>> Begin Selected passage
Ashaela 11-14-2013 01:46 AM

So many Special Snowflakes....
 
I swear, this year has been the Year of I-Don't-Like-The-Rules.

Everybody thinks their special case is the one that deserves unique consideration with sprinkles on top, because, well take your pick:

The requirements are too hard (doesn't change the law)

Nobody anywhere else asked them to do this (doesn't change the law)

They didn't read the email telling them what they needed (still doesn't change the law)

They're too important to be lumped into the same requirements as everyone else (all together now on the chorus)

Seriously, I've wasted so much time on these - explaining on the phone why they can't be exempt. Then explaining in writing the same thing. Then I have to collect all the documents and type them up for the manager who says no. Then they appeal the decision and I have to re-type it including the appeal for the director who says no. Then they appeal that decision and it has to go to the committee meeting and the committee says no.

And then they decide it's too much trouble to meet the requirements and don't bother finishing their applications, and I've now spent hours dealing with someone who then says "meh, no thanks" and vanishes. I even tell them in advance how many appeals I've processed this year, and that all of them were denied, and they still put me through this.

:cry: I have so much other work to do.... :cry:

dakhur 11-14-2013 09:07 AM

It's because somewhere in their lives, so bastard has agreed that yes, they're a special case in whatever they were arguing about and then they got their own way. So, in their tiny little minds, it means you must give way as well.

Oh, how I used to enjoy smiling slightly and saying 'no' when this happened.
>> End Selected passage
>> Begin Stored data
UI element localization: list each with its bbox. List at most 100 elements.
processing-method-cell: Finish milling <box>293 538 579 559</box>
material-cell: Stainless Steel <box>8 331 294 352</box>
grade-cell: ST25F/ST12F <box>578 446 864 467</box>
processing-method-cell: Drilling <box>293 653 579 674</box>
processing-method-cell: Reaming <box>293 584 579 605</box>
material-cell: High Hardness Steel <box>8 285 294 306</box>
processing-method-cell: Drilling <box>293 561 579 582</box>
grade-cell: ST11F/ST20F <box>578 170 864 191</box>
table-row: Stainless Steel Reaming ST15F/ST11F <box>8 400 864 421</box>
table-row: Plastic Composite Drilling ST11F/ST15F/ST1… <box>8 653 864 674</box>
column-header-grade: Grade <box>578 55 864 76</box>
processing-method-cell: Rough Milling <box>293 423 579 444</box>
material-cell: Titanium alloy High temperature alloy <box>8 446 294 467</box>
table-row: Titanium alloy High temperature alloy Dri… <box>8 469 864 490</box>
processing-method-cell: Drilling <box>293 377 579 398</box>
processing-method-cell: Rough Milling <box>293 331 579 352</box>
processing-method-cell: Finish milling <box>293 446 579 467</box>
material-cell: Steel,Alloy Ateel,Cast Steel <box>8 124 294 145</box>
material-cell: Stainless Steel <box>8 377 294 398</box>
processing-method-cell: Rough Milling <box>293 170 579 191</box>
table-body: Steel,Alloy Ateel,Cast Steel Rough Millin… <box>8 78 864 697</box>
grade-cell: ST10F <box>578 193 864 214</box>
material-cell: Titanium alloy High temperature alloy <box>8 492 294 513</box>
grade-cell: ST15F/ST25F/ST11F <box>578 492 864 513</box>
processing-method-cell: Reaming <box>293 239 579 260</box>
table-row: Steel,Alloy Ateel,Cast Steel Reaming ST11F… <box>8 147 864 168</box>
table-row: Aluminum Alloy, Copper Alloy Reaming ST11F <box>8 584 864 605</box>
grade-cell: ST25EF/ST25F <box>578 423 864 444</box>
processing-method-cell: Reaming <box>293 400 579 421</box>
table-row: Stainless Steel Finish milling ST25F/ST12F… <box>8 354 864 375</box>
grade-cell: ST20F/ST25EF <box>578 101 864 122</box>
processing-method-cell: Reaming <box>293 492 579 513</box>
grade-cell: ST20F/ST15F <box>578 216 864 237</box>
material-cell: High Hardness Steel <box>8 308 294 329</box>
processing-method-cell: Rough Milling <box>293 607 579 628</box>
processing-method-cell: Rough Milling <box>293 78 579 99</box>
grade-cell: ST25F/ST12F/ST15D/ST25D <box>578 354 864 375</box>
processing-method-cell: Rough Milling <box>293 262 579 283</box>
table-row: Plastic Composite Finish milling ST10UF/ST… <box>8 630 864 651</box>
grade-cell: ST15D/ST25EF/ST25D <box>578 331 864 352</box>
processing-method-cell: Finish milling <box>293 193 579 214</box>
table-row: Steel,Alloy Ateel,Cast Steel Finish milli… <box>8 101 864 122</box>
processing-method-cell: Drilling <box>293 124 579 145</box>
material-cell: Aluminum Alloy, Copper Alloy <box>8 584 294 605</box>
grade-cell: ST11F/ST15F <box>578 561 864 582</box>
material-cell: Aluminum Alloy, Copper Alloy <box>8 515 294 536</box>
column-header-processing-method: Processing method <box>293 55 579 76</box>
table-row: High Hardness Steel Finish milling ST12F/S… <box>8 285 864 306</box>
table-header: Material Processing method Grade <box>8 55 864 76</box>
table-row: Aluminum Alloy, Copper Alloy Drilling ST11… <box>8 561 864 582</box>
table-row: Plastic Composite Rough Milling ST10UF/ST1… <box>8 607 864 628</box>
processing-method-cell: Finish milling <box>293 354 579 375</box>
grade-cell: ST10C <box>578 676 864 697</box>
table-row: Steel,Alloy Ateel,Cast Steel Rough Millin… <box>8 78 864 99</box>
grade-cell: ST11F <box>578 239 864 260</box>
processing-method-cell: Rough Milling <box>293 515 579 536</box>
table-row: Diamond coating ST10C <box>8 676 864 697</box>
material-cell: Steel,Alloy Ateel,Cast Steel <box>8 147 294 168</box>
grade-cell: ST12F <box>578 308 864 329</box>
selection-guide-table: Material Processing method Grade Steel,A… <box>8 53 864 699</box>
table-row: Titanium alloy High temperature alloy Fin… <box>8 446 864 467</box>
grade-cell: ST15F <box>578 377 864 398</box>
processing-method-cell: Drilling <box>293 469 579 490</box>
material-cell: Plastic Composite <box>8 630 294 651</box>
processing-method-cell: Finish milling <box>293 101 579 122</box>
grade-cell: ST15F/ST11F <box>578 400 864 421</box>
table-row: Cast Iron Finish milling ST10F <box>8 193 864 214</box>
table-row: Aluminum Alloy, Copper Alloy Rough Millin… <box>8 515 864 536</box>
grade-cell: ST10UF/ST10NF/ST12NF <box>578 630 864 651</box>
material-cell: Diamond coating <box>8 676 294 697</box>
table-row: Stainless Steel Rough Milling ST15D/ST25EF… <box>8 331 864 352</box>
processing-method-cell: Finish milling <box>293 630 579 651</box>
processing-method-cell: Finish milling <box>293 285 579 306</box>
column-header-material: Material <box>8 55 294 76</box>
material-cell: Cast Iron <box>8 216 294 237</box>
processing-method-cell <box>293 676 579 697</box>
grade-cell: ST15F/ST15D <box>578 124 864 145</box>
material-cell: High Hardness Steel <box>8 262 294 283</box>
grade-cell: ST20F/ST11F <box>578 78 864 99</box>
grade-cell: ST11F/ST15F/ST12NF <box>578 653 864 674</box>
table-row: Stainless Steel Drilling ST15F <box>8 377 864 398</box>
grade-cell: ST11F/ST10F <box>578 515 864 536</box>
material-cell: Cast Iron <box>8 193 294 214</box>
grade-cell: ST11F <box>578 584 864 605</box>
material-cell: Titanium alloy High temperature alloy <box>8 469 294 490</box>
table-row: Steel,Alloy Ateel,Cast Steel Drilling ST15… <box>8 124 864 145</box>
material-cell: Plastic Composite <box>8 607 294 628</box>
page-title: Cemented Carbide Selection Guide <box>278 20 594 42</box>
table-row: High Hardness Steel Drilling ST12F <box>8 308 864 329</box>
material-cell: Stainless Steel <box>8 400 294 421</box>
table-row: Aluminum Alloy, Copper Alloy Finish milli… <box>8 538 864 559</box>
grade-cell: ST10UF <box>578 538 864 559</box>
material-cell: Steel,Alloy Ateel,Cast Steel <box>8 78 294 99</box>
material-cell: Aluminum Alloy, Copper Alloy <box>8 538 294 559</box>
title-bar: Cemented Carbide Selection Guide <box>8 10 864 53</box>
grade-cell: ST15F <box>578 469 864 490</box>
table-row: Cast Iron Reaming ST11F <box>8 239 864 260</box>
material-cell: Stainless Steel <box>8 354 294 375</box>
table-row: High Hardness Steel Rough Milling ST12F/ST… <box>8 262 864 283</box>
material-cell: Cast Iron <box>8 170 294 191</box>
>> End Stored data
• Short task A
Summarize the forum thread about exemption requests in three sentences.
• Short task B
In the forum thread about exemption requests, rewrite everything from "The requirements are" down to "on the chorus)", replacing "law" with "regulations".
The records have no connection to the text.

• Worked solution A
The first poster complains that this year many people have insisted their case deserves special consideration. Their reasons include finding the requirements too hard or not having read the email, but none of these change the law. Each such request costs the first poster hours of explaining and typing up appeals that the manager, director and committee all deny, and many applicants then abandon their applications anyway, while a reply blames people who were once told they were a special case and recalls enjoying saying no.

• Worked solution B
The requirements are too hard (doesn't change the regulations)

Nobody anywhere else asked them to do this (doesn't change the regulations)

They didn't read the email telling them what they needed (still doesn't change the regulations)

They're too important to be lumped into the same requirements as everyone else (all together now on the chorus)